### EXERCISE INSTRUCTIONS
Quote the entries word for word. Omit the pictures.

Stored items
________
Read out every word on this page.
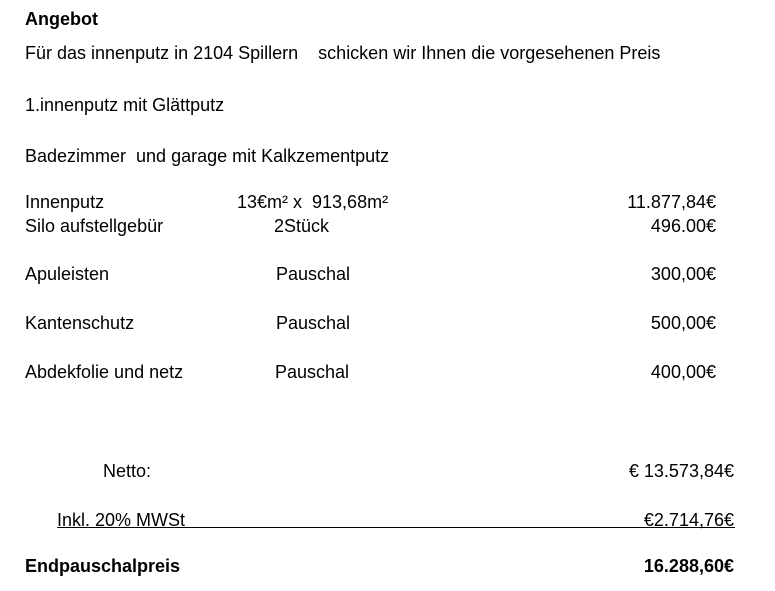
Angebot
Für das innenputz in 2104 Spillern    schicken wir Ihnen die vorgesehenen Preis
1.innenputz mit Glättputz
Badezimmer  und garage mit Kalkzementputz
Innenputz	13€m² x  913,68m²	11.877,84€
Silo aufstellgebür	2Stück	496.00€
Apuleisten	Pauschal	300,00€
Kantenschutz	Pauschal	500,00€
Abdekfolie und netz	Pauschal	400,00€
Netto:	€ 13.573,84€
Inkl. 20% MWSt	€2.714,76€
Endpauschalpreis	16.288,60€
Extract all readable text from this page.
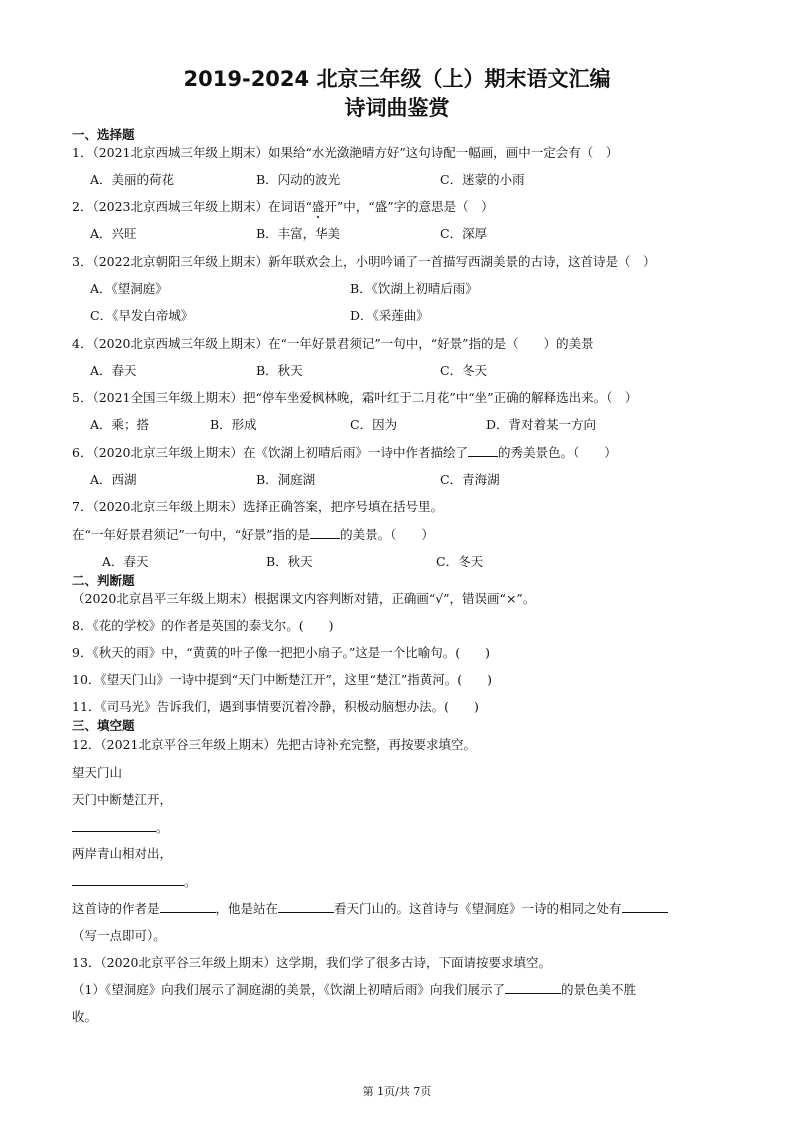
2019-2024 北京三年级（上）期末语文汇编
诗词曲鉴赏
一、选择题
1．（2021北京西城三年级上期末）如果给“水光潋滟晴方好”这句诗配一幅画，画中一定会有（　）
A．美丽的荷花	B．闪动的波光	C．迷蒙的小雨
2．（2023北京西城三年级上期末）在词语“盛开”中，“盛”字的意思是（　）
A．兴旺	B．丰富，华美	C．深厚
3．（2022北京朝阳三年级上期末）新年联欢会上，小明吟诵了一首描写西湖美景的古诗，这首诗是（　）
A．《望洞庭》	B．《饮湖上初晴后雨》
C．《早发白帝城》	D．《采莲曲》
4．（2020北京西城三年级上期末）在“一年好景君须记”一句中，“好景”指的是（　　）的美景
A．春天	B．秋天	C．冬天
5．（2021全国三年级上期末）把“停车坐爱枫林晚，霜叶红于二月花”中“坐”正确的解释选出来。（　）
A．乘；搭	B．形成	C．因为	D．背对着某一方向
6．（2020北京三年级上期末）在《饮湖上初晴后雨》一诗中作者描绘了 的秀美景色。（　　）
A．西湖	B．洞庭湖	C．青海湖
7．（2020北京三年级上期末）选择正确答案，把序号填在括号里。
在“一年好景君须记”一句中，“好景”指的是 的美景。（　　）
A．春天	B．秋天	C．冬天
二、判断题
（2020北京昌平三年级上期末）根据课文内容判断对错，正确画“√”，错误画“×”。
8．《花的学校》的作者是英国的泰戈尔。(　　)
9．《秋天的雨》中，“黄黄的叶子像一把把小扇子。”这是一个比喻句。(　　)
10．《望天门山》一诗中提到“天门中断楚江开”，这里“楚江”指黄河。(　　)
11．《司马光》告诉我们，遇到事情要沉着冷静，积极动脑想办法。(　　)
三、填空题
12．（2021北京平谷三年级上期末）先把古诗补充完整，再按要求填空。
望天门山
天门中断楚江开，
。
两岸青山相对出，
。
这首诗的作者是	，他是站在	看天门山的。这首诗与《望洞庭》一诗的相同之处有
（写一点即可）。
13．（2020北京平谷三年级上期末）这学期，我们学了很多古诗，下面请按要求填空。
（1）《望洞庭》向我们展示了洞庭湖的美景，《饮湖上初晴后雨》向我们展示了	的景色美不胜
收。
第 1页/共 7页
________
### ANSWER IN FULL
Read out every word on this page.
Angebot
Für das innenputz in 2104 Spillern    schicken wir Ihnen die vorgesehenen Preis
1.innenputz mit Glättputz
Badezimmer  und garage mit Kalkzementputz
Innenputz	13€m² x  913,68m²	11.877,84€
Silo aufstellgebür	2Stück	496.00€
Apuleisten	Pauschal	300,00€
Kantenschutz	Pauschal	500,00€
Abdekfolie und netz	Pauschal	400,00€
Netto:	€ 13.573,84€
Inkl. 20% MWSt	€2.714,76€
Endpauschalpreis	16.288,60€
Extract all readable text from this page.
2019-2024 北京三年级（上）期末语文汇编
诗词曲鉴赏
一、选择题
1．（2021北京西城三年级上期末）如果给“水光潋滟晴方好”这句诗配一幅画，画中一定会有（　）
A．美丽的荷花	B．闪动的波光	C．迷蒙的小雨
2．（2023北京西城三年级上期末）在词语“盛开”中，“盛”字的意思是（　）
A．兴旺	B．丰富，华美	C．深厚
3．（2022北京朝阳三年级上期末）新年联欢会上，小明吟诵了一首描写西湖美景的古诗，这首诗是（　）
A．《望洞庭》	B．《饮湖上初晴后雨》
C．《早发白帝城》	D．《采莲曲》
4．（2020北京西城三年级上期末）在“一年好景君须记”一句中，“好景”指的是（　　）的美景
A．春天	B．秋天	C．冬天
5．（2021全国三年级上期末）把“停车坐爱枫林晚，霜叶红于二月花”中“坐”正确的解释选出来。（　）
A．乘；搭	B．形成	C．因为	D．背对着某一方向
6．（2020北京三年级上期末）在《饮湖上初晴后雨》一诗中作者描绘了 的秀美景色。（　　）
A．西湖	B．洞庭湖	C．青海湖
7．（2020北京三年级上期末）选择正确答案，把序号填在括号里。
在“一年好景君须记”一句中，“好景”指的是 的美景。（　　）
A．春天	B．秋天	C．冬天
二、判断题
（2020北京昌平三年级上期末）根据课文内容判断对错，正确画“√”，错误画“×”。
8．《花的学校》的作者是英国的泰戈尔。(　　)
9．《秋天的雨》中，“黄黄的叶子像一把把小扇子。”这是一个比喻句。(　　)
10．《望天门山》一诗中提到“天门中断楚江开”，这里“楚江”指黄河。(　　)
11．《司马光》告诉我们，遇到事情要沉着冷静，积极动脑想办法。(　　)
三、填空题
12．（2021北京平谷三年级上期末）先把古诗补充完整，再按要求填空。
望天门山
天门中断楚江开，
。
两岸青山相对出，
。
这首诗的作者是	，他是站在	看天门山的。这首诗与《望洞庭》一诗的相同之处有
（写一点即可）。
13．（2020北京平谷三年级上期末）这学期，我们学了很多古诗，下面请按要求填空。
（1）《望洞庭》向我们展示了洞庭湖的美景，《饮湖上初晴后雨》向我们展示了	的景色美不胜
收。
第 1页/共 7页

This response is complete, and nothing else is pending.